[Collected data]

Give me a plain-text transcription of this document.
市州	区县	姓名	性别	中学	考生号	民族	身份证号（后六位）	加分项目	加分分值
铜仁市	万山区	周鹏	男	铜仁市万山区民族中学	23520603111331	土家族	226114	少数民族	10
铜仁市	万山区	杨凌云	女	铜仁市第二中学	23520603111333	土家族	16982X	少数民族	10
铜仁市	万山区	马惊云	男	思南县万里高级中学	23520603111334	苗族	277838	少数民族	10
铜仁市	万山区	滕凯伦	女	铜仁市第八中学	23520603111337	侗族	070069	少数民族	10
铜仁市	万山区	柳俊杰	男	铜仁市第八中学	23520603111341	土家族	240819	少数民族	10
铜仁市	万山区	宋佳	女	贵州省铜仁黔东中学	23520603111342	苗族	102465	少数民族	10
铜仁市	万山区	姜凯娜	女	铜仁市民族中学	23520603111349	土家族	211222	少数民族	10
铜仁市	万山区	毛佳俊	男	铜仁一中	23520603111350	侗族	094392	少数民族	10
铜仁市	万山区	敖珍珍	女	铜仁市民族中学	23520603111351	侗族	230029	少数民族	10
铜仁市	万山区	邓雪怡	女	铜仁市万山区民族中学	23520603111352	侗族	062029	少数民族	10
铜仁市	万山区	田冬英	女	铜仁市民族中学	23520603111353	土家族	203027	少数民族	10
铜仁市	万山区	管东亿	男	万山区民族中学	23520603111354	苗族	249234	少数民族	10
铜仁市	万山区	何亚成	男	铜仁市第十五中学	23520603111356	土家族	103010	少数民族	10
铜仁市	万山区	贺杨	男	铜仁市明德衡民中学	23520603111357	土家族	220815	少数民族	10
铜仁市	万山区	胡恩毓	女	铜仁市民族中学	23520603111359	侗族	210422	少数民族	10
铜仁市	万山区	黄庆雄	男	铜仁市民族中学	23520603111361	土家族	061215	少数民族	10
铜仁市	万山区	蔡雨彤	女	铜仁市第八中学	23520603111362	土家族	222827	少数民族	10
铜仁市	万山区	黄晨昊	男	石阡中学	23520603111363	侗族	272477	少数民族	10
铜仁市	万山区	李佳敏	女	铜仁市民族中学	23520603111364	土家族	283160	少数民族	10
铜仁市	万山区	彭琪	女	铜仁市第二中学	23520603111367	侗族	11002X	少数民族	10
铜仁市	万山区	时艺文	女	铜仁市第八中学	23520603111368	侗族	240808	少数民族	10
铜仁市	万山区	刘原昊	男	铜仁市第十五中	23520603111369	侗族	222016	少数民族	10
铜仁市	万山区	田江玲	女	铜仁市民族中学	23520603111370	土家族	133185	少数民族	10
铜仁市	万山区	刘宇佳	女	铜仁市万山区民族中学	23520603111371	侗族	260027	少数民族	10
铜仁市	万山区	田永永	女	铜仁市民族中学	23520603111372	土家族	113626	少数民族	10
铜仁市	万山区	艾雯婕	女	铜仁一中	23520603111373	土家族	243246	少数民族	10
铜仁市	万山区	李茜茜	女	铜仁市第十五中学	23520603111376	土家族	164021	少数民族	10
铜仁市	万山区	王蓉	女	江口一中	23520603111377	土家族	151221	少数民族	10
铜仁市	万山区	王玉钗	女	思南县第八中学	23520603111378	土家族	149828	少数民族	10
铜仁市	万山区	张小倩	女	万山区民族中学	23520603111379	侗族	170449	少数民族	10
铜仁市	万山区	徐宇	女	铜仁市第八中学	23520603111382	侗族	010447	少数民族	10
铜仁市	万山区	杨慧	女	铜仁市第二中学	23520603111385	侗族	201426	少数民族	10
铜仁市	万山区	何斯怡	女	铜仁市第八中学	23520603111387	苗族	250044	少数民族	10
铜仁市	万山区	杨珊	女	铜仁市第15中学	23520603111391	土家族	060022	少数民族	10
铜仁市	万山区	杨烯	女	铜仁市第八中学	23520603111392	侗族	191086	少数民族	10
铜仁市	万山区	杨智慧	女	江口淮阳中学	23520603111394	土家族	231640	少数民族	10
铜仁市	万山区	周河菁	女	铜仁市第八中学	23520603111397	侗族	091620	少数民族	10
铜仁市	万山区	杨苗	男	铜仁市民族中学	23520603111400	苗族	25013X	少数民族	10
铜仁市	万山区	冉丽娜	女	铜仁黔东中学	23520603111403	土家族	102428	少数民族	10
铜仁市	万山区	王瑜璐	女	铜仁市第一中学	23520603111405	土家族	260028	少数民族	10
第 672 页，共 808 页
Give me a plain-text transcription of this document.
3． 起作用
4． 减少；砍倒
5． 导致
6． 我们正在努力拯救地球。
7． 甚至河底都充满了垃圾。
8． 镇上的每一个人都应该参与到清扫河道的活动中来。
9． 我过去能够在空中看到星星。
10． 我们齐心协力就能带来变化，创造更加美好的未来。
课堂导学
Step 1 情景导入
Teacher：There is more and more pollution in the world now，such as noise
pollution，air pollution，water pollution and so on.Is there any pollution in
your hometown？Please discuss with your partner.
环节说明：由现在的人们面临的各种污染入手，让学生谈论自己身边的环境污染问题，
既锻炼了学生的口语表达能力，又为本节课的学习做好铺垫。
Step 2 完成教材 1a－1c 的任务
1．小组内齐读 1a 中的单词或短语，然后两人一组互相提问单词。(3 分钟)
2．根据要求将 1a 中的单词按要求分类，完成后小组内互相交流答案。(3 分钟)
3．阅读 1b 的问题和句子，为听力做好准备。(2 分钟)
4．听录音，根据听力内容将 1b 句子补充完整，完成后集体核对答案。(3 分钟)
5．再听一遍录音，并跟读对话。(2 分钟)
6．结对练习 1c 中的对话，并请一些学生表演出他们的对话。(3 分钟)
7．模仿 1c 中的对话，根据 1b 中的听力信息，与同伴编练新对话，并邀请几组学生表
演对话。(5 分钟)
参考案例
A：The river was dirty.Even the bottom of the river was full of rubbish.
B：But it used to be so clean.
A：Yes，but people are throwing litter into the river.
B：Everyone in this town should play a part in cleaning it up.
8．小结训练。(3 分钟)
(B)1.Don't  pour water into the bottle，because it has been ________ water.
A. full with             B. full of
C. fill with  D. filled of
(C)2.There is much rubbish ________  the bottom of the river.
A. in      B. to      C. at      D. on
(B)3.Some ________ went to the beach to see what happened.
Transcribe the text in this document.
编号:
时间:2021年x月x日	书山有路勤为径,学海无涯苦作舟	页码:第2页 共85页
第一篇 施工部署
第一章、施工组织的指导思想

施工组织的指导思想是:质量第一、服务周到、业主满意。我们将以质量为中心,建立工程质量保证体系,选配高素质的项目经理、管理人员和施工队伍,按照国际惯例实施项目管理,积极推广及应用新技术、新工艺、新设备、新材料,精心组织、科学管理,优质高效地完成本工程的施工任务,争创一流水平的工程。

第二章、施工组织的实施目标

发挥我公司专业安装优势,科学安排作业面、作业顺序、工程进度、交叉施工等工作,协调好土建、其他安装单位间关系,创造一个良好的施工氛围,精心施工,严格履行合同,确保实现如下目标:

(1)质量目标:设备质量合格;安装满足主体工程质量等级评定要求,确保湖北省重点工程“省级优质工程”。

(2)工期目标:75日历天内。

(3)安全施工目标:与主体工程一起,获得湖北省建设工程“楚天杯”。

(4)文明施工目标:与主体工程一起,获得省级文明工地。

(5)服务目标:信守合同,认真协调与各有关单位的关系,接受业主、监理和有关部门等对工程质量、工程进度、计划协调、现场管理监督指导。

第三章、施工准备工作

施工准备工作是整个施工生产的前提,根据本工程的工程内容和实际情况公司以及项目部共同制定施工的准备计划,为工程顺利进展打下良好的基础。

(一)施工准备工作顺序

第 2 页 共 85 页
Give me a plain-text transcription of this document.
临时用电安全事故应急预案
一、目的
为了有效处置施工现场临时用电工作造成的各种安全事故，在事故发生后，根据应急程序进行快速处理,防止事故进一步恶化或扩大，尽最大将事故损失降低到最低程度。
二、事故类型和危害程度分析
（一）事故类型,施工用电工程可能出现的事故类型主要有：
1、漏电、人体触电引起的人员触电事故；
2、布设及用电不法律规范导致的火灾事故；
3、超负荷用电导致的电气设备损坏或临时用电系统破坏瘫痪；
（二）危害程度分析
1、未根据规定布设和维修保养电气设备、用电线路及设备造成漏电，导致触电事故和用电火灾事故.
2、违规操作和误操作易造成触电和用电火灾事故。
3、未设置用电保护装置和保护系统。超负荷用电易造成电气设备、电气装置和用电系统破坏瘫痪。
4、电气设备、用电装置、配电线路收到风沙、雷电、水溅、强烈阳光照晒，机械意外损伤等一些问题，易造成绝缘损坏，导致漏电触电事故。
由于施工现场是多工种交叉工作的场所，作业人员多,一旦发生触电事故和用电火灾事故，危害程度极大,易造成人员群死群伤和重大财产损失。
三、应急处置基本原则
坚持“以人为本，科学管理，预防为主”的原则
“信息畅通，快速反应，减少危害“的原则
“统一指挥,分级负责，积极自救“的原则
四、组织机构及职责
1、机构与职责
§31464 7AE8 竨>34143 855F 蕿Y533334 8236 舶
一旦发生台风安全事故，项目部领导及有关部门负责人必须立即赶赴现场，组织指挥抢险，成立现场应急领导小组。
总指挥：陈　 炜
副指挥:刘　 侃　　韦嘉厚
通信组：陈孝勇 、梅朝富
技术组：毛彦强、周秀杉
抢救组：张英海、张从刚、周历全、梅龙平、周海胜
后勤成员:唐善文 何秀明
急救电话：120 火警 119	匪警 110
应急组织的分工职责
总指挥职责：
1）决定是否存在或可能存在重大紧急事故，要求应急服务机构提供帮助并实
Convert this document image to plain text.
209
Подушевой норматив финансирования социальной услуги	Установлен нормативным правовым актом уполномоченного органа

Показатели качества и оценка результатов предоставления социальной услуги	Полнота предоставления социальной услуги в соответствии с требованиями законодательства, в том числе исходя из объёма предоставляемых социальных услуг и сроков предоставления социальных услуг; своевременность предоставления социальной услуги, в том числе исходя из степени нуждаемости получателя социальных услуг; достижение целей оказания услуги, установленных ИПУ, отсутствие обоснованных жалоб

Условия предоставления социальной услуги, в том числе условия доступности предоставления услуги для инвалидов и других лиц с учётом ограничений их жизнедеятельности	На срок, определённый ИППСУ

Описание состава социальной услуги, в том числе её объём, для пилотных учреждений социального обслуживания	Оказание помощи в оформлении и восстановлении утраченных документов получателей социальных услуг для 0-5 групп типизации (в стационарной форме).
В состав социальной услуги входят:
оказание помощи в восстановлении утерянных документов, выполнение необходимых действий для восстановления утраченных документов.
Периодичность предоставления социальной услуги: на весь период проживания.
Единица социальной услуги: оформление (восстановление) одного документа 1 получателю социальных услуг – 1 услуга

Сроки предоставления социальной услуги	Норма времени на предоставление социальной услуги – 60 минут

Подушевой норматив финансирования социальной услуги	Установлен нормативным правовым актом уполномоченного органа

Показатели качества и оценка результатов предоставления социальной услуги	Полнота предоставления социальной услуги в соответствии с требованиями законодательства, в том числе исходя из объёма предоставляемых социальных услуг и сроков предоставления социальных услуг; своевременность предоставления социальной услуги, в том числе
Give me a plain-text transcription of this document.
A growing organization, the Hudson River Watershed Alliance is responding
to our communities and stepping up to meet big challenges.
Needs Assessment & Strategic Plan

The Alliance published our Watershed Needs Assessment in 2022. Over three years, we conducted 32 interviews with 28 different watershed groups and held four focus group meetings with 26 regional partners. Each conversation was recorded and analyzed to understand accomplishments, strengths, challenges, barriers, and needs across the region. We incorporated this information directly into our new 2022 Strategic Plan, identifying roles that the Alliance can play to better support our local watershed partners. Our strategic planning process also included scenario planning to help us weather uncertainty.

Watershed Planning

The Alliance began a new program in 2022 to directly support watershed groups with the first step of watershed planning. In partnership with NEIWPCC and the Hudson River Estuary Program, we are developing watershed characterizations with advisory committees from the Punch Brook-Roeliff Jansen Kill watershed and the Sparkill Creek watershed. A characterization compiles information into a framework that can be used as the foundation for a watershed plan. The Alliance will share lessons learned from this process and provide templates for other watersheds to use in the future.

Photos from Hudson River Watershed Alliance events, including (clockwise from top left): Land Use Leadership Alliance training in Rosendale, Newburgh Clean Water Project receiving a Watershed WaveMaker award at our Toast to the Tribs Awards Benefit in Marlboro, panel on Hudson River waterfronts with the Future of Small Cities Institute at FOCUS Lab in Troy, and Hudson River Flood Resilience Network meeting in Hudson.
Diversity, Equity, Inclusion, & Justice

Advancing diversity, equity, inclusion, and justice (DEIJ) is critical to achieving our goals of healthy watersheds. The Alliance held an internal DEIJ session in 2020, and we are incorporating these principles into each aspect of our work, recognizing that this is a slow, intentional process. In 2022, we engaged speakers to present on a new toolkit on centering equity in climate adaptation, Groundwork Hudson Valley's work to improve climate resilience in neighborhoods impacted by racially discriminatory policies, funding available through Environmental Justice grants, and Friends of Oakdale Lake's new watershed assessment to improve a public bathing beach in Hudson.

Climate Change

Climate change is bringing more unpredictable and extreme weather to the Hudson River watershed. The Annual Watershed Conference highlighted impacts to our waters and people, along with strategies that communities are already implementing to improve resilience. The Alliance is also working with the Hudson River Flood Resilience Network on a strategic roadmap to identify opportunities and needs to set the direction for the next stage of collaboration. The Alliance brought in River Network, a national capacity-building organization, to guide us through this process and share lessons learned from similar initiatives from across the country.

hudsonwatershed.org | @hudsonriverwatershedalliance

# Your instructions:
Return only the number of lines in the data that contain "与主体工程一起".

# Result:
2